>> begin
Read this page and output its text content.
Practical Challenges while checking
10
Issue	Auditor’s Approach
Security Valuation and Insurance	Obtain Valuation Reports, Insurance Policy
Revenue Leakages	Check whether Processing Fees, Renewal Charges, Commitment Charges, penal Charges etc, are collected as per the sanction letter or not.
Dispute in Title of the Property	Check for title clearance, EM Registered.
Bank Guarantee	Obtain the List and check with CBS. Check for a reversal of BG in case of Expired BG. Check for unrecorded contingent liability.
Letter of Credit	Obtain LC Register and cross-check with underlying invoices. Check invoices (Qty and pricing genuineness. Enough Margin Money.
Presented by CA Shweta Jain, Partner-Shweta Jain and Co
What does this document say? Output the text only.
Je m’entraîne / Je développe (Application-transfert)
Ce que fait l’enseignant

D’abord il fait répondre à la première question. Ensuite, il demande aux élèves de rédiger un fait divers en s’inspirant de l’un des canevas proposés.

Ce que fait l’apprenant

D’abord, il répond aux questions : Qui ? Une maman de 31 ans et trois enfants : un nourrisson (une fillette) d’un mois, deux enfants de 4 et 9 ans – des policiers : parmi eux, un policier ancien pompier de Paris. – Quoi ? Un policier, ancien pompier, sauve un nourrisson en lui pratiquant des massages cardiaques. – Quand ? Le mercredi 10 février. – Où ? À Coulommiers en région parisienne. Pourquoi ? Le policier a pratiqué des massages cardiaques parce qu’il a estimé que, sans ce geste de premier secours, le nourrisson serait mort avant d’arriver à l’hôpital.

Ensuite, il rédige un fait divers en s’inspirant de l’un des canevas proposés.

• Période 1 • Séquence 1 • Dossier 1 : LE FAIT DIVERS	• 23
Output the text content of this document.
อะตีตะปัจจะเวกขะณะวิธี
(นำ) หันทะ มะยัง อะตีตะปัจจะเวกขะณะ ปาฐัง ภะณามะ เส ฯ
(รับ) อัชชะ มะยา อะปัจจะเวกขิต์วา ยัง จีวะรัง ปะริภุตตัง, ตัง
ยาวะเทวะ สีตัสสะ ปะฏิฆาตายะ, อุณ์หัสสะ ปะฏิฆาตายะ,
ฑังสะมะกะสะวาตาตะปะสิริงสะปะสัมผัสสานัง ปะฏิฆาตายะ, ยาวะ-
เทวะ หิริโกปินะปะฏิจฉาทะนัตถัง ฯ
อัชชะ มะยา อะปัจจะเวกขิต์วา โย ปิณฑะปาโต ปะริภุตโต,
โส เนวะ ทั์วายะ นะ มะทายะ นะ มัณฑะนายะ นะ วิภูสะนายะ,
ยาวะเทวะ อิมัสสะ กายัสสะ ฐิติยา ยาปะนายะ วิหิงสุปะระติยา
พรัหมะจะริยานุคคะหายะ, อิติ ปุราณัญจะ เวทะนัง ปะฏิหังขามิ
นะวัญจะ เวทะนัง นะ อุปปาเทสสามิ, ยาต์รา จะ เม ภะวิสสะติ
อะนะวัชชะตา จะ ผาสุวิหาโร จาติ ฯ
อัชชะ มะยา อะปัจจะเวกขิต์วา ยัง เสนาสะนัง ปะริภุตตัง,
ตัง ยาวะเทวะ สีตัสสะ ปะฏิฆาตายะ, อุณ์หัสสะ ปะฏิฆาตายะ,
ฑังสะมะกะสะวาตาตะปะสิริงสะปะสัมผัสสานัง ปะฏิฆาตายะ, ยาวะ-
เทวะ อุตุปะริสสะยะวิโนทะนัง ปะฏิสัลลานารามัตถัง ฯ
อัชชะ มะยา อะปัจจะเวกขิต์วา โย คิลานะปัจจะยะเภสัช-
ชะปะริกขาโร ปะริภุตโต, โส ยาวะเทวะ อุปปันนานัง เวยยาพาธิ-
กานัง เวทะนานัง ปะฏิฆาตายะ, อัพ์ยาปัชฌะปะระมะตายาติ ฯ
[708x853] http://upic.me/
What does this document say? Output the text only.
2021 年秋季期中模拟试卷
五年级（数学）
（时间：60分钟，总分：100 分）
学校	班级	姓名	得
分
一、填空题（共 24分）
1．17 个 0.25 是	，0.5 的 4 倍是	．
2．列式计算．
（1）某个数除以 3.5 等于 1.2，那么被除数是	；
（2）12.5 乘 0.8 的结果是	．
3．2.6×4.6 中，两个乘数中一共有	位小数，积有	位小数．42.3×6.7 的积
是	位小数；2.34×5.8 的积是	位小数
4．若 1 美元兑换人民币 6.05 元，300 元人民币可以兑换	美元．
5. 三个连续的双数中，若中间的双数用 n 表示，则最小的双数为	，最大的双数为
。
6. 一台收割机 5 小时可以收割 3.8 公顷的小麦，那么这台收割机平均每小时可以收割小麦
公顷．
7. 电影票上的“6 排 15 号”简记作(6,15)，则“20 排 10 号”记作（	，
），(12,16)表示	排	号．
>> end
# [Task requirements]
Reproduce, word for word, only the lines from the one that contains "Output the text content of this document." through the final line.

# [Exercise response]
Output the text content of this document.
อะตีตะปัจจะเวกขะณะวิธี
(นำ) หันทะ มะยัง อะตีตะปัจจะเวกขะณะ ปาฐัง ภะณามะ เส ฯ
(รับ) อัชชะ มะยา อะปัจจะเวกขิต์วา ยัง จีวะรัง ปะริภุตตัง, ตัง
ยาวะเทวะ สีตัสสะ ปะฏิฆาตายะ, อุณ์หัสสะ ปะฏิฆาตายะ,
ฑังสะมะกะสะวาตาตะปะสิริงสะปะสัมผัสสานัง ปะฏิฆาตายะ, ยาวะ-
เทวะ หิริโกปินะปะฏิจฉาทะนัตถัง ฯ
อัชชะ มะยา อะปัจจะเวกขิต์วา โย ปิณฑะปาโต ปะริภุตโต,
โส เนวะ ทั์วายะ นะ มะทายะ นะ มัณฑะนายะ นะ วิภูสะนายะ,
ยาวะเทวะ อิมัสสะ กายัสสะ ฐิติยา ยาปะนายะ วิหิงสุปะระติยา
พรัหมะจะริยานุคคะหายะ, อิติ ปุราณัญจะ เวทะนัง ปะฏิหังขามิ
นะวัญจะ เวทะนัง นะ อุปปาเทสสามิ, ยาต์รา จะ เม ภะวิสสะติ
อะนะวัชชะตา จะ ผาสุวิหาโร จาติ ฯ
อัชชะ มะยา อะปัจจะเวกขิต์วา ยัง เสนาสะนัง ปะริภุตตัง,
ตัง ยาวะเทวะ สีตัสสะ ปะฏิฆาตายะ, อุณ์หัสสะ ปะฏิฆาตายะ,
ฑังสะมะกะสะวาตาตะปะสิริงสะปะสัมผัสสานัง ปะฏิฆาตายะ, ยาวะ-
เทวะ อุตุปะริสสะยะวิโนทะนัง ปะฏิสัลลานารามัตถัง ฯ
อัชชะ มะยา อะปัจจะเวกขิต์วา โย คิลานะปัจจะยะเภสัช-
ชะปะริกขาโร ปะริภุตโต, โส ยาวะเทวะ อุปปันนานัง เวยยาพาธิ-
กานัง เวทะนานัง ปะฏิฆาตายะ, อัพ์ยาปัชฌะปะระมะตายาติ ฯ
[708x853] http://upic.me/
What does this document say? Output the text only.
2021 年秋季期中模拟试卷
五年级（数学）
（时间：60分钟，总分：100 分）
学校	班级	姓名	得
分
一、填空题（共 24分）
1．17 个 0.25 是	，0.5 的 4 倍是	．
2．列式计算．
（1）某个数除以 3.5 等于 1.2，那么被除数是	；
（2）12.5 乘 0.8 的结果是	．
3．2.6×4.6 中，两个乘数中一共有	位小数，积有	位小数．42.3×6.7 的积
是	位小数；2.34×5.8 的积是	位小数
4．若 1 美元兑换人民币 6.05 元，300 元人民币可以兑换	美元．
5. 三个连续的双数中，若中间的双数用 n 表示，则最小的双数为	，最大的双数为
。
6. 一台收割机 5 小时可以收割 3.8 公顷的小麦，那么这台收割机平均每小时可以收割小麦
公顷．
7. 电影票上的“6 排 15 号”简记作(6,15)，则“20 排 10 号”记作（	，
），(12,16)表示	排	号．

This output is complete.